**What you need to do**
Every entry here needs to be repeated exactly.

━━━ Listed records ━━━

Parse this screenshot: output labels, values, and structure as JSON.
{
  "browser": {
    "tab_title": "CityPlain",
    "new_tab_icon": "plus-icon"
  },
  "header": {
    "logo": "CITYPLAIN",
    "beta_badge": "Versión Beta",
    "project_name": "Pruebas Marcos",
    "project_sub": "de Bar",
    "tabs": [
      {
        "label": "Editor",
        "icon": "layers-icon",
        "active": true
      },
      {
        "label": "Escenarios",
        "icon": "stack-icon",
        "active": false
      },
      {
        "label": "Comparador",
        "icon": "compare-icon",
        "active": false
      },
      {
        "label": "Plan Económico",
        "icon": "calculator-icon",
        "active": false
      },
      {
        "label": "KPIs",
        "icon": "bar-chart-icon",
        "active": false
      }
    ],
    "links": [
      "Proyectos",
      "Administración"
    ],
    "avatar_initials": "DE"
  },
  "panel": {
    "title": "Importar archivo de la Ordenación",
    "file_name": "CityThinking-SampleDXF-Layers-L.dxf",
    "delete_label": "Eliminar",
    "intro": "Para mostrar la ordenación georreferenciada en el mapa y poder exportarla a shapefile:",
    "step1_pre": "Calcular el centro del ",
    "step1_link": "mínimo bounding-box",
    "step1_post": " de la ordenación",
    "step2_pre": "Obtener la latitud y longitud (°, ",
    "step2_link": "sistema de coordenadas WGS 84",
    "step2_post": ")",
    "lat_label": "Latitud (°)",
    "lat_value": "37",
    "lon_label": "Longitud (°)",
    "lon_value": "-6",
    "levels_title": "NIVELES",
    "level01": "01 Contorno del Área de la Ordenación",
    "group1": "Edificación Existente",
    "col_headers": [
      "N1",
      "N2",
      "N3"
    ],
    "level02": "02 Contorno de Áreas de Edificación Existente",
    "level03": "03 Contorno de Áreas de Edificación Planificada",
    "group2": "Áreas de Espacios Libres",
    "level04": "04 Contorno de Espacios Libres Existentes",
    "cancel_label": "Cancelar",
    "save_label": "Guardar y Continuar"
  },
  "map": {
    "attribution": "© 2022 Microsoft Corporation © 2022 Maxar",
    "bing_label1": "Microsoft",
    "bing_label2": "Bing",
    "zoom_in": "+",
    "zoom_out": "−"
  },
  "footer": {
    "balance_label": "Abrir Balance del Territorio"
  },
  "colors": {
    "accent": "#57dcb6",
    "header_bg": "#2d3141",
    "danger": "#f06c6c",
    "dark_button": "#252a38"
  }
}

━━━

**Answer to this task**
Parse this screenshot: output labels, values, and structure as JSON.
{
  "browser": {
    "tab_title": "CityPlain",
    "new_tab_icon": "plus-icon"
  },
  "header": {
    "logo": "CITYPLAIN",
    "beta_badge": "Versión Beta",
    "project_name": "Pruebas Marcos",
    "project_sub": "de Bar",
    "tabs": [
      {
        "label": "Editor",
        "icon": "layers-icon",
        "active": true
      },
      {
        "label": "Escenarios",
        "icon": "stack-icon",
        "active": false
      },
      {
        "label": "Comparador",
        "icon": "compare-icon",
        "active": false
      },
      {
        "label": "Plan Económico",
        "icon": "calculator-icon",
        "active": false
      },
      {
        "label": "KPIs",
        "icon": "bar-chart-icon",
        "active": false
      }
    ],
    "links": [
      "Proyectos",
      "Administración"
    ],
    "avatar_initials": "DE"
  },
  "panel": {
    "title": "Importar archivo de la Ordenación",
    "file_name": "CityThinking-SampleDXF-Layers-L.dxf",
    "delete_label": "Eliminar",
    "intro": "Para mostrar la ordenación georreferenciada en el mapa y poder exportarla a shapefile:",
    "step1_pre": "Calcular el centro del ",
    "step1_link": "mínimo bounding-box",
    "step1_post": " de la ordenación",
    "step2_pre": "Obtener la latitud y longitud (°, ",
    "step2_link": "sistema de coordenadas WGS 84",
    "step2_post": ")",
    "lat_label": "Latitud (°)",
    "lat_value": "37",
    "lon_label": "Longitud (°)",
    "lon_value": "-6",
    "levels_title": "NIVELES",
    "level01": "01 Contorno del Área de la Ordenación",
    "group1": "Edificación Existente",
    "col_headers": [
      "N1",
      "N2",
      "N3"
    ],
    "level02": "02 Contorno de Áreas de Edificación Existente",
    "level03": "03 Contorno de Áreas de Edificación Planificada",
    "group2": "Áreas de Espacios Libres",
    "level04": "04 Contorno de Espacios Libres Existentes",
    "cancel_label": "Cancelar",
    "save_label": "Guardar y Continuar"
  },
  "map": {
    "attribution": "© 2022 Microsoft Corporation © 2022 Maxar",
    "bing_label1": "Microsoft",
    "bing_label2": "Bing",
    "zoom_in": "+",
    "zoom_out": "−"
  },
  "footer": {
    "balance_label": "Abrir Balance del Territorio"
  },
  "colors": {
    "accent": "#57dcb6",
    "header_bg": "#2d3141",
    "danger": "#f06c6c",
    "dark_button": "#252a38"
  }
}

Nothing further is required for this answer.